───── Dataset records ─────
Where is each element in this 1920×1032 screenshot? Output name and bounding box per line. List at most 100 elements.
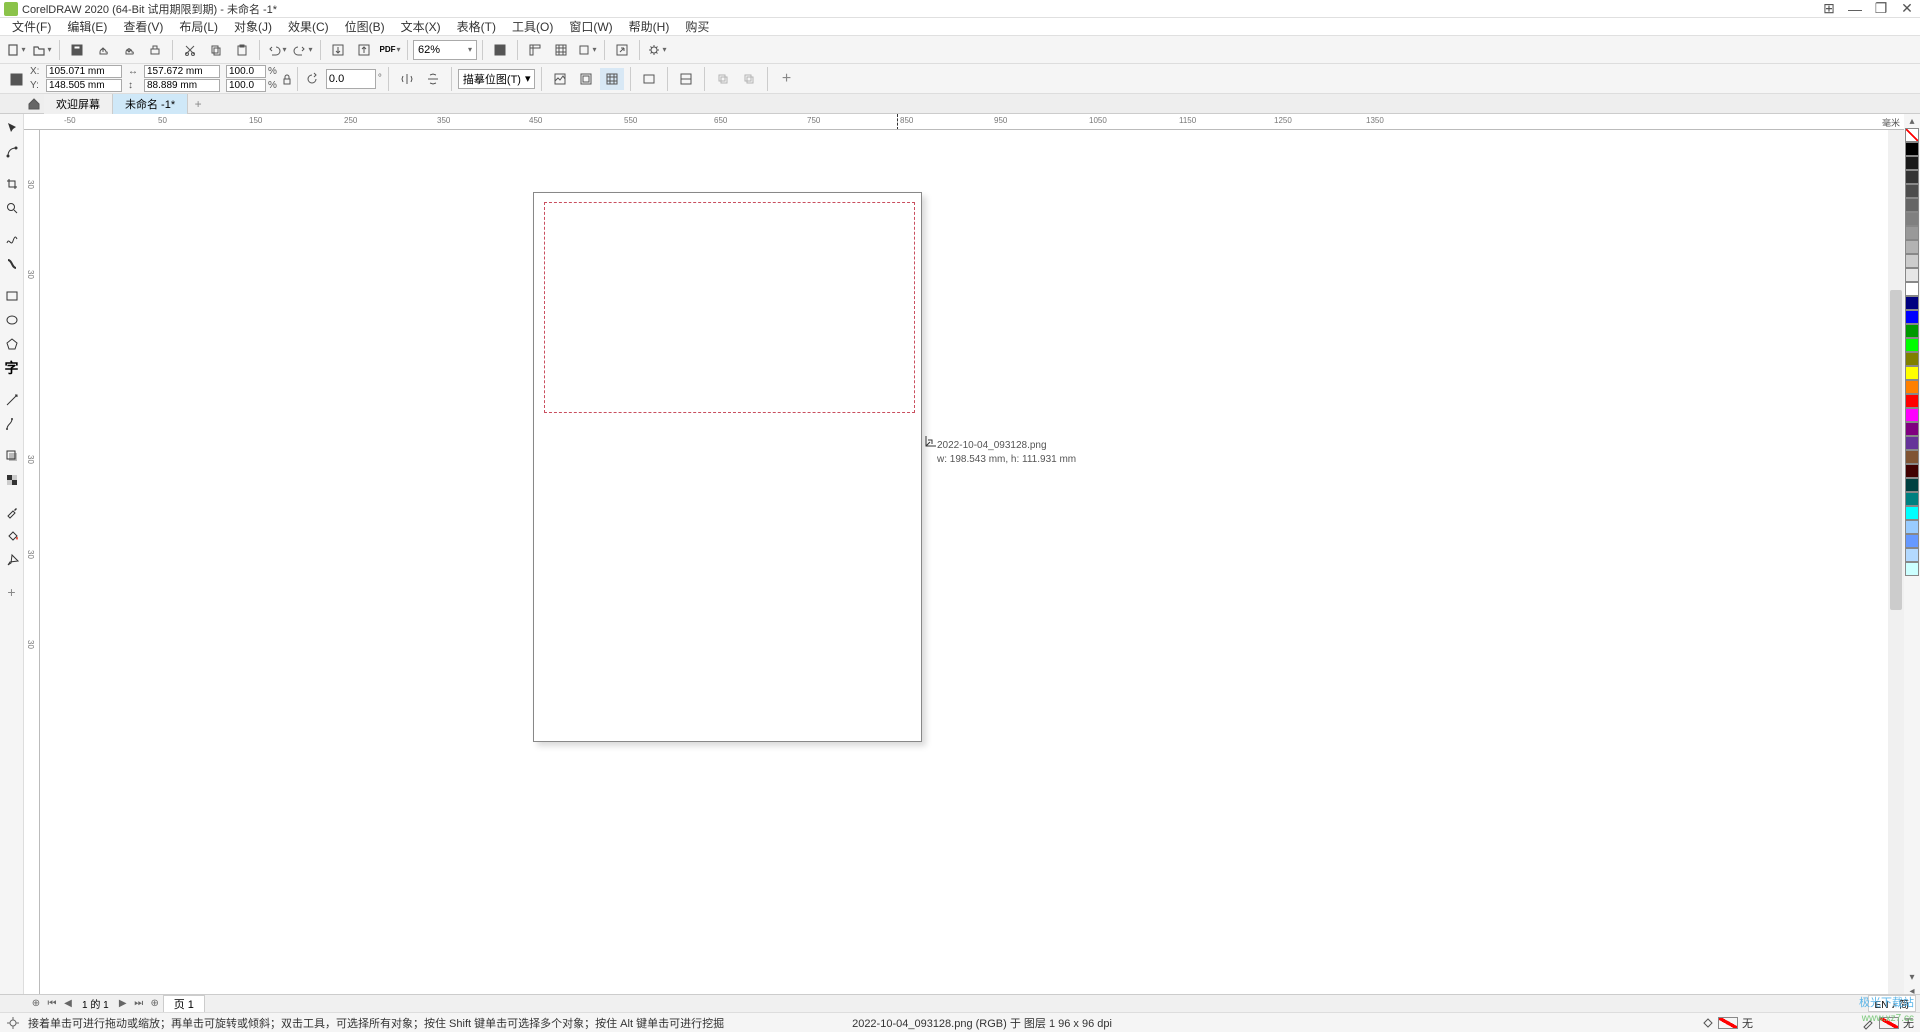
color-swatch[interactable] xyxy=(1905,324,1919,338)
menu-file[interactable]: 文件(F) xyxy=(4,18,59,35)
fill-indicator[interactable]: 无 xyxy=(1700,1015,1753,1031)
menu-layout[interactable]: 布局(L) xyxy=(171,18,226,35)
color-swatch[interactable] xyxy=(1905,464,1919,478)
color-swatch[interactable] xyxy=(1905,198,1919,212)
new-button[interactable]: ▾ xyxy=(4,39,28,61)
color-swatch[interactable] xyxy=(1905,520,1919,534)
paste-button[interactable] xyxy=(230,39,254,61)
vertical-scrollbar[interactable] xyxy=(1888,130,1904,994)
eyedropper-tool[interactable] xyxy=(1,501,23,523)
copy-button[interactable] xyxy=(204,39,228,61)
color-swatch[interactable] xyxy=(1905,408,1919,422)
color-swatch[interactable] xyxy=(1905,534,1919,548)
crop-tool[interactable] xyxy=(1,173,23,195)
cloud-down-button[interactable] xyxy=(117,39,141,61)
color-swatch[interactable] xyxy=(1905,184,1919,198)
color-swatch[interactable] xyxy=(1905,506,1919,520)
menu-buy[interactable]: 购买 xyxy=(677,18,717,35)
scale-y-input[interactable] xyxy=(226,79,266,92)
color-swatch[interactable] xyxy=(1905,562,1919,576)
origin-button[interactable] xyxy=(4,68,28,90)
undo-button[interactable]: ▾ xyxy=(265,39,289,61)
width-input[interactable] xyxy=(144,65,220,78)
color-swatch[interactable] xyxy=(1905,366,1919,380)
menu-object[interactable]: 对象(J) xyxy=(226,18,280,35)
rotate-button[interactable] xyxy=(300,68,324,90)
tab-document[interactable]: 未命名 -1* xyxy=(113,94,188,114)
page-last-button[interactable]: ⏭ xyxy=(131,997,147,1011)
horizontal-scrollbar[interactable] xyxy=(211,998,1862,1010)
menu-edit[interactable]: 编辑(E) xyxy=(59,18,115,35)
palette-down-button[interactable]: ▾ xyxy=(1904,970,1920,984)
color-swatch[interactable] xyxy=(1905,310,1919,324)
pdf-button[interactable]: PDF▾ xyxy=(378,39,402,61)
horizontal-ruler[interactable]: -50 50 150 250 350 450 550 650 750 850 9… xyxy=(24,114,1904,130)
add-tool[interactable]: + xyxy=(1,581,23,603)
mirror-v-button[interactable] xyxy=(421,68,445,90)
export-button[interactable] xyxy=(352,39,376,61)
dropshadow-tool[interactable] xyxy=(1,445,23,467)
scrollbar-thumb[interactable] xyxy=(1890,290,1902,610)
ellipse-tool[interactable] xyxy=(1,309,23,331)
color-swatch[interactable] xyxy=(1905,450,1919,464)
color-swatch[interactable] xyxy=(1905,380,1919,394)
vertical-ruler[interactable]: 30 30 30 30 30 xyxy=(24,130,40,994)
freehand-tool[interactable] xyxy=(1,229,23,251)
color-swatch[interactable] xyxy=(1905,548,1919,562)
color-swatch[interactable] xyxy=(1905,422,1919,436)
fullscreen-button[interactable] xyxy=(488,39,512,61)
trace-combo[interactable]: 描摹位图(T)▾ xyxy=(458,69,536,89)
page-first-button[interactable]: ⏮ xyxy=(44,997,60,1011)
menu-tools[interactable]: 工具(O) xyxy=(504,18,561,35)
minimize-button[interactable]: — xyxy=(1846,2,1864,16)
connector-tool[interactable] xyxy=(1,413,23,435)
color-swatch[interactable] xyxy=(1905,282,1919,296)
wrap-button[interactable] xyxy=(637,68,661,90)
color-swatch[interactable] xyxy=(1905,254,1919,268)
tab-add-button[interactable]: + xyxy=(188,97,208,111)
menu-help[interactable]: 帮助(H) xyxy=(621,18,678,35)
color-swatch[interactable] xyxy=(1905,352,1919,366)
print-button[interactable] xyxy=(143,39,167,61)
color-swatch[interactable] xyxy=(1905,156,1919,170)
save-button[interactable] xyxy=(65,39,89,61)
snap-button[interactable]: ▾ xyxy=(575,39,599,61)
dimension-tool[interactable] xyxy=(1,389,23,411)
rotation-input[interactable] xyxy=(326,69,376,89)
close-button[interactable]: ✕ xyxy=(1898,2,1916,16)
import-button[interactable] xyxy=(326,39,350,61)
menu-table[interactable]: 表格(T) xyxy=(449,18,504,35)
redo-button[interactable]: ▾ xyxy=(291,39,315,61)
outline-tool[interactable] xyxy=(1,549,23,571)
cut-button[interactable] xyxy=(178,39,202,61)
page-next-button[interactable]: ▶ xyxy=(115,997,131,1011)
lock-ratio-button[interactable] xyxy=(279,69,295,89)
page-add-button[interactable]: ⊕ xyxy=(28,997,44,1011)
color-swatch[interactable] xyxy=(1905,268,1919,282)
color-swatch[interactable] xyxy=(1905,492,1919,506)
polygon-tool[interactable] xyxy=(1,333,23,355)
add-button[interactable]: + xyxy=(774,68,798,90)
options-button[interactable]: ▾ xyxy=(645,39,669,61)
height-input[interactable] xyxy=(144,79,220,92)
zoom-combo[interactable]: 62%▾ xyxy=(413,40,477,60)
menu-view[interactable]: 查看(V) xyxy=(115,18,171,35)
color-swatch[interactable] xyxy=(1905,338,1919,352)
page-tab[interactable]: 页 1 xyxy=(163,995,205,1013)
text-tool[interactable]: 字 xyxy=(1,357,23,379)
color-swatch[interactable] xyxy=(1905,226,1919,240)
zoom-tool[interactable] xyxy=(1,197,23,219)
rulers-button[interactable] xyxy=(523,39,547,61)
color-swatch[interactable] xyxy=(1905,142,1919,156)
launch-button[interactable] xyxy=(610,39,634,61)
menu-text[interactable]: 文本(X) xyxy=(393,18,449,35)
order-front-button[interactable] xyxy=(711,68,735,90)
swatch-nofill[interactable] xyxy=(1905,128,1919,142)
shape-tool[interactable] xyxy=(1,141,23,163)
transparency-tool[interactable] xyxy=(1,469,23,491)
maximize-button[interactable]: ❐ xyxy=(1872,2,1890,16)
menu-window[interactable]: 窗口(W) xyxy=(561,18,620,35)
canvas[interactable]: 2022-10-04_093128.png w: 198.543 mm, h: … xyxy=(40,130,1888,994)
artistic-tool[interactable] xyxy=(1,253,23,275)
x-input[interactable] xyxy=(46,65,122,78)
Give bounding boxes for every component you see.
─────
Requirements => Reproduce every line of the records above without any changes, leaving out the pictures.

Solution to this task =>
Where is each element in this 1920×1032 screenshot? Output name and bounding box per line. List at most 100 elements.
color-swatch[interactable] xyxy=(1905,324,1919,338)
menu-file[interactable]: 文件(F) xyxy=(4,18,59,35)
fill-indicator[interactable]: 无 xyxy=(1700,1015,1753,1031)
menu-layout[interactable]: 布局(L) xyxy=(171,18,226,35)
color-swatch[interactable] xyxy=(1905,464,1919,478)
color-swatch[interactable] xyxy=(1905,198,1919,212)
new-button[interactable]: ▾ xyxy=(4,39,28,61)
color-swatch[interactable] xyxy=(1905,520,1919,534)
paste-button[interactable] xyxy=(230,39,254,61)
vertical-scrollbar[interactable] xyxy=(1888,130,1904,994)
eyedropper-tool[interactable] xyxy=(1,501,23,523)
copy-button[interactable] xyxy=(204,39,228,61)
color-swatch[interactable] xyxy=(1905,408,1919,422)
color-swatch[interactable] xyxy=(1905,534,1919,548)
crop-tool[interactable] xyxy=(1,173,23,195)
cloud-down-button[interactable] xyxy=(117,39,141,61)
color-swatch[interactable] xyxy=(1905,184,1919,198)
color-swatch[interactable] xyxy=(1905,506,1919,520)
menu-buy[interactable]: 购买 xyxy=(677,18,717,35)
scale-y-input[interactable] xyxy=(226,79,266,92)
color-swatch[interactable] xyxy=(1905,562,1919,576)
origin-button[interactable] xyxy=(4,68,28,90)
undo-button[interactable]: ▾ xyxy=(265,39,289,61)
width-input[interactable] xyxy=(144,65,220,78)
color-swatch[interactable] xyxy=(1905,366,1919,380)
menu-object[interactable]: 对象(J) xyxy=(226,18,280,35)
rotate-button[interactable] xyxy=(300,68,324,90)
tab-document[interactable]: 未命名 -1* xyxy=(113,94,188,114)
page-last-button[interactable]: ⏭ xyxy=(131,997,147,1011)
horizontal-scrollbar[interactable] xyxy=(211,998,1862,1010)
menu-edit[interactable]: 编辑(E) xyxy=(59,18,115,35)
palette-down-button[interactable]: ▾ xyxy=(1904,970,1920,984)
color-swatch[interactable] xyxy=(1905,310,1919,324)
pdf-button[interactable]: PDF▾ xyxy=(378,39,402,61)
horizontal-ruler[interactable]: -50 50 150 250 350 450 550 650 750 850 9… xyxy=(24,114,1904,130)
add-tool[interactable]: + xyxy=(1,581,23,603)
mirror-v-button[interactable] xyxy=(421,68,445,90)
export-button[interactable] xyxy=(352,39,376,61)
dropshadow-tool[interactable] xyxy=(1,445,23,467)
scrollbar-thumb[interactable] xyxy=(1890,290,1902,610)
ellipse-tool[interactable] xyxy=(1,309,23,331)
color-swatch[interactable] xyxy=(1905,450,1919,464)
color-swatch[interactable] xyxy=(1905,380,1919,394)
vertical-ruler[interactable]: 30 30 30 30 30 xyxy=(24,130,40,994)
freehand-tool[interactable] xyxy=(1,229,23,251)
color-swatch[interactable] xyxy=(1905,548,1919,562)
color-swatch[interactable] xyxy=(1905,422,1919,436)
fullscreen-button[interactable] xyxy=(488,39,512,61)
trace-combo[interactable]: 描摹位图(T)▾ xyxy=(458,69,536,89)
page-first-button[interactable]: ⏮ xyxy=(44,997,60,1011)
menu-tools[interactable]: 工具(O) xyxy=(504,18,561,35)
minimize-button[interactable]: — xyxy=(1846,2,1864,16)
connector-tool[interactable] xyxy=(1,413,23,435)
color-swatch[interactable] xyxy=(1905,282,1919,296)
wrap-button[interactable] xyxy=(637,68,661,90)
color-swatch[interactable] xyxy=(1905,254,1919,268)
tab-add-button[interactable]: + xyxy=(188,97,208,111)
menu-help[interactable]: 帮助(H) xyxy=(621,18,678,35)
color-swatch[interactable] xyxy=(1905,352,1919,366)
print-button[interactable] xyxy=(143,39,167,61)
color-swatch[interactable] xyxy=(1905,156,1919,170)
save-button[interactable] xyxy=(65,39,89,61)
snap-button[interactable]: ▾ xyxy=(575,39,599,61)
dimension-tool[interactable] xyxy=(1,389,23,411)
rotation-input[interactable] xyxy=(326,69,376,89)
close-button[interactable]: ✕ xyxy=(1898,2,1916,16)
import-button[interactable] xyxy=(326,39,350,61)
menu-table[interactable]: 表格(T) xyxy=(449,18,504,35)
redo-button[interactable]: ▾ xyxy=(291,39,315,61)
outline-tool[interactable] xyxy=(1,549,23,571)
cut-button[interactable] xyxy=(178,39,202,61)
page-next-button[interactable]: ▶ xyxy=(115,997,131,1011)
lock-ratio-button[interactable] xyxy=(279,69,295,89)
page-add-button[interactable]: ⊕ xyxy=(28,997,44,1011)
color-swatch[interactable] xyxy=(1905,268,1919,282)
color-swatch[interactable] xyxy=(1905,492,1919,506)
polygon-tool[interactable] xyxy=(1,333,23,355)
add-button[interactable]: + xyxy=(774,68,798,90)
options-button[interactable]: ▾ xyxy=(645,39,669,61)
height-input[interactable] xyxy=(144,79,220,92)
zoom-combo[interactable]: 62%▾ xyxy=(413,40,477,60)
menu-view[interactable]: 查看(V) xyxy=(115,18,171,35)
color-swatch[interactable] xyxy=(1905,338,1919,352)
page-tab[interactable]: 页 1 xyxy=(163,995,205,1013)
text-tool[interactable]: 字 xyxy=(1,357,23,379)
color-swatch[interactable] xyxy=(1905,226,1919,240)
zoom-tool[interactable] xyxy=(1,197,23,219)
rulers-button[interactable] xyxy=(523,39,547,61)
color-swatch[interactable] xyxy=(1905,142,1919,156)
launch-button[interactable] xyxy=(610,39,634,61)
menu-text[interactable]: 文本(X) xyxy=(393,18,449,35)
order-front-button[interactable] xyxy=(711,68,735,90)
swatch-nofill[interactable] xyxy=(1905,128,1919,142)
shape-tool[interactable] xyxy=(1,141,23,163)
transparency-tool[interactable] xyxy=(1,469,23,491)
maximize-button[interactable]: ❐ xyxy=(1872,2,1890,16)
menu-window[interactable]: 窗口(W) xyxy=(561,18,620,35)
canvas[interactable]: 2022-10-04_093128.png w: 198.543 mm, h: … xyxy=(40,130,1888,994)
artistic-tool[interactable] xyxy=(1,253,23,275)
x-input[interactable] xyxy=(46,65,122,78)
Give bounding boxes for every component you see.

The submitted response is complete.